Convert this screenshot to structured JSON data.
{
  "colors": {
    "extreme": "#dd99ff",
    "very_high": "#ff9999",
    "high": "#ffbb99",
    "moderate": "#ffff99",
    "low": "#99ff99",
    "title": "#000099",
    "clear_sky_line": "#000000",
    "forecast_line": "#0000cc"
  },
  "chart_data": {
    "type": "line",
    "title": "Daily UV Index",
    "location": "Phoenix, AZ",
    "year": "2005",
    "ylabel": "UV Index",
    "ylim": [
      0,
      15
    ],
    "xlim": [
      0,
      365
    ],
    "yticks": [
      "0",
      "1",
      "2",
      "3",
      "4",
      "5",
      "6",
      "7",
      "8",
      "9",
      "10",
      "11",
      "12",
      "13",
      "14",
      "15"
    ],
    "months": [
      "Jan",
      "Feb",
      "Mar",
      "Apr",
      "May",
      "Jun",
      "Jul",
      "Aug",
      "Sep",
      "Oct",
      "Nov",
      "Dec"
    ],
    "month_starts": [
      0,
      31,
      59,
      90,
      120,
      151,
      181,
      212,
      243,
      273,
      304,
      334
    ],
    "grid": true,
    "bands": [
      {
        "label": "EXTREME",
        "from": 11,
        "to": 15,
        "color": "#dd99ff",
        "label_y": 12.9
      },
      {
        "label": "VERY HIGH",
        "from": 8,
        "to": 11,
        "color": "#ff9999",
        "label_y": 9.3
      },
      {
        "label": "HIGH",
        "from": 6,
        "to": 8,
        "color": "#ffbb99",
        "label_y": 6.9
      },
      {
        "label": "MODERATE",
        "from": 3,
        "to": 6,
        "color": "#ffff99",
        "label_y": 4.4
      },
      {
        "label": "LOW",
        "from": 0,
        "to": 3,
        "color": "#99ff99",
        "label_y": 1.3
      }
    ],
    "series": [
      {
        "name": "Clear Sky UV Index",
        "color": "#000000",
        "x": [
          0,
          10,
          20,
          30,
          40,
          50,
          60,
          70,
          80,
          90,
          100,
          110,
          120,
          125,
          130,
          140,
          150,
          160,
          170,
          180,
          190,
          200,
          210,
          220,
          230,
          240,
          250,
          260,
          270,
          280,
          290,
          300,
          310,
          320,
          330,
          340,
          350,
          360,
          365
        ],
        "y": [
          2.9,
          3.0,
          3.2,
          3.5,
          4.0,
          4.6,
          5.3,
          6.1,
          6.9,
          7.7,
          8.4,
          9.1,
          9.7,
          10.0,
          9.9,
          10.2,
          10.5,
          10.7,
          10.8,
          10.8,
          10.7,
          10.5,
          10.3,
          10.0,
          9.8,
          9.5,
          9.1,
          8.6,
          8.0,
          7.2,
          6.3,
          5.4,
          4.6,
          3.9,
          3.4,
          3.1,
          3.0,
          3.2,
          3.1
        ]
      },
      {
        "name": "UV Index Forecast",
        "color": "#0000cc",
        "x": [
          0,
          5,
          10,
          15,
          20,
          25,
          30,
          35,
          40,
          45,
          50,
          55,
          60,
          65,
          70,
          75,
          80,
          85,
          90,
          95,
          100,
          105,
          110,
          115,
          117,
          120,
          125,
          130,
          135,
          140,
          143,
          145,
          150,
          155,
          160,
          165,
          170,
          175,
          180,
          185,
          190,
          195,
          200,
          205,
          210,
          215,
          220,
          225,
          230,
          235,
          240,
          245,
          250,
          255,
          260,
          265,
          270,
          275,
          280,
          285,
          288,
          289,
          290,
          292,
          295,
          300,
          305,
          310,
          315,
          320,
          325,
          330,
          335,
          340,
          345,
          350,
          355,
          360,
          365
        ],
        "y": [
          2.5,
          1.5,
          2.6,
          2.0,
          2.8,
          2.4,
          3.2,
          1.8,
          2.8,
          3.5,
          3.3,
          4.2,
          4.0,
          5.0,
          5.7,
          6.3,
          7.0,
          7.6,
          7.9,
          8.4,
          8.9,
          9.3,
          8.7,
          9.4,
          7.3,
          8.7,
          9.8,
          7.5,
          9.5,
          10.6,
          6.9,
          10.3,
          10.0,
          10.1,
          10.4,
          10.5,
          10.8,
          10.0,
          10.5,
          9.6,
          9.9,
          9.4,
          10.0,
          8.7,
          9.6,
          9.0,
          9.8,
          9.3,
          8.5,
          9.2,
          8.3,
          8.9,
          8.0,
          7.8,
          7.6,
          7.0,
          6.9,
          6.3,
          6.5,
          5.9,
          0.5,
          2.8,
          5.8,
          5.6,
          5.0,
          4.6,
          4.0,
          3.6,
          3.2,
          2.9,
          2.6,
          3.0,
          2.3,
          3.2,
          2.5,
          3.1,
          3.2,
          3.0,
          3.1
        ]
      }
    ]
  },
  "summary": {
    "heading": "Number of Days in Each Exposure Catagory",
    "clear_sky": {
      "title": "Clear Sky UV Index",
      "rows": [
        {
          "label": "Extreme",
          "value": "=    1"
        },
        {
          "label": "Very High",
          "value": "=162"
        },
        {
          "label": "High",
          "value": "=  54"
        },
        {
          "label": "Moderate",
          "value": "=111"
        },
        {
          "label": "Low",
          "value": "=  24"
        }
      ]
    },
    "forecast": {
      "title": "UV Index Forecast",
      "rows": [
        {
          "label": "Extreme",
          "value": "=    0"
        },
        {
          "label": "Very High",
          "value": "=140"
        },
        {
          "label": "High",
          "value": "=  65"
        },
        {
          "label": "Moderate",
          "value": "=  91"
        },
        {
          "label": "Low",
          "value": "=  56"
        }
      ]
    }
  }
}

^^^^

Print all of the data exactly as it was given.

The result —
Convert this screenshot to structured JSON data.
{
  "colors": {
    "extreme": "#dd99ff",
    "very_high": "#ff9999",
    "high": "#ffbb99",
    "moderate": "#ffff99",
    "low": "#99ff99",
    "title": "#000099",
    "clear_sky_line": "#000000",
    "forecast_line": "#0000cc"
  },
  "chart_data": {
    "type": "line",
    "title": "Daily UV Index",
    "location": "Phoenix, AZ",
    "year": "2005",
    "ylabel": "UV Index",
    "ylim": [
      0,
      15
    ],
    "xlim": [
      0,
      365
    ],
    "yticks": [
      "0",
      "1",
      "2",
      "3",
      "4",
      "5",
      "6",
      "7",
      "8",
      "9",
      "10",
      "11",
      "12",
      "13",
      "14",
      "15"
    ],
    "months": [
      "Jan",
      "Feb",
      "Mar",
      "Apr",
      "May",
      "Jun",
      "Jul",
      "Aug",
      "Sep",
      "Oct",
      "Nov",
      "Dec"
    ],
    "month_starts": [
      0,
      31,
      59,
      90,
      120,
      151,
      181,
      212,
      243,
      273,
      304,
      334
    ],
    "grid": true,
    "bands": [
      {
        "label": "EXTREME",
        "from": 11,
        "to": 15,
        "color": "#dd99ff",
        "label_y": 12.9
      },
      {
        "label": "VERY HIGH",
        "from": 8,
        "to": 11,
        "color": "#ff9999",
        "label_y": 9.3
      },
      {
        "label": "HIGH",
        "from": 6,
        "to": 8,
        "color": "#ffbb99",
        "label_y": 6.9
      },
      {
        "label": "MODERATE",
        "from": 3,
        "to": 6,
        "color": "#ffff99",
        "label_y": 4.4
      },
      {
        "label": "LOW",
        "from": 0,
        "to": 3,
        "color": "#99ff99",
        "label_y": 1.3
      }
    ],
    "series": [
      {
        "name": "Clear Sky UV Index",
        "color": "#000000",
        "x": [
          0,
          10,
          20,
          30,
          40,
          50,
          60,
          70,
          80,
          90,
          100,
          110,
          120,
          125,
          130,
          140,
          150,
          160,
          170,
          180,
          190,
          200,
          210,
          220,
          230,
          240,
          250,
          260,
          270,
          280,
          290,
          300,
          310,
          320,
          330,
          340,
          350,
          360,
          365
        ],
        "y": [
          2.9,
          3.0,
          3.2,
          3.5,
          4.0,
          4.6,
          5.3,
          6.1,
          6.9,
          7.7,
          8.4,
          9.1,
          9.7,
          10.0,
          9.9,
          10.2,
          10.5,
          10.7,
          10.8,
          10.8,
          10.7,
          10.5,
          10.3,
          10.0,
          9.8,
          9.5,
          9.1,
          8.6,
          8.0,
          7.2,
          6.3,
          5.4,
          4.6,
          3.9,
          3.4,
          3.1,
          3.0,
          3.2,
          3.1
        ]
      },
      {
        "name": "UV Index Forecast",
        "color": "#0000cc",
        "x": [
          0,
          5,
          10,
          15,
          20,
          25,
          30,
          35,
          40,
          45,
          50,
          55,
          60,
          65,
          70,
          75,
          80,
          85,
          90,
          95,
          100,
          105,
          110,
          115,
          117,
          120,
          125,
          130,
          135,
          140,
          143,
          145,
          150,
          155,
          160,
          165,
          170,
          175,
          180,
          185,
          190,
          195,
          200,
          205,
          210,
          215,
          220,
          225,
          230,
          235,
          240,
          245,
          250,
          255,
          260,
          265,
          270,
          275,
          280,
          285,
          288,
          289,
          290,
          292,
          295,
          300,
          305,
          310,
          315,
          320,
          325,
          330,
          335,
          340,
          345,
          350,
          355,
          360,
          365
        ],
        "y": [
          2.5,
          1.5,
          2.6,
          2.0,
          2.8,
          2.4,
          3.2,
          1.8,
          2.8,
          3.5,
          3.3,
          4.2,
          4.0,
          5.0,
          5.7,
          6.3,
          7.0,
          7.6,
          7.9,
          8.4,
          8.9,
          9.3,
          8.7,
          9.4,
          7.3,
          8.7,
          9.8,
          7.5,
          9.5,
          10.6,
          6.9,
          10.3,
          10.0,
          10.1,
          10.4,
          10.5,
          10.8,
          10.0,
          10.5,
          9.6,
          9.9,
          9.4,
          10.0,
          8.7,
          9.6,
          9.0,
          9.8,
          9.3,
          8.5,
          9.2,
          8.3,
          8.9,
          8.0,
          7.8,
          7.6,
          7.0,
          6.9,
          6.3,
          6.5,
          5.9,
          0.5,
          2.8,
          5.8,
          5.6,
          5.0,
          4.6,
          4.0,
          3.6,
          3.2,
          2.9,
          2.6,
          3.0,
          2.3,
          3.2,
          2.5,
          3.1,
          3.2,
          3.0,
          3.1
        ]
      }
    ]
  },
  "summary": {
    "heading": "Number of Days in Each Exposure Catagory",
    "clear_sky": {
      "title": "Clear Sky UV Index",
      "rows": [
        {
          "label": "Extreme",
          "value": "=    1"
        },
        {
          "label": "Very High",
          "value": "=162"
        },
        {
          "label": "High",
          "value": "=  54"
        },
        {
          "label": "Moderate",
          "value": "=111"
        },
        {
          "label": "Low",
          "value": "=  24"
        }
      ]
    },
    "forecast": {
      "title": "UV Index Forecast",
      "rows": [
        {
          "label": "Extreme",
          "value": "=    0"
        },
        {
          "label": "Very High",
          "value": "=140"
        },
        {
          "label": "High",
          "value": "=  65"
        },
        {
          "label": "Moderate",
          "value": "=  91"
        },
        {
          "label": "Low",
          "value": "=  56"
        }
      ]
    }
  }
}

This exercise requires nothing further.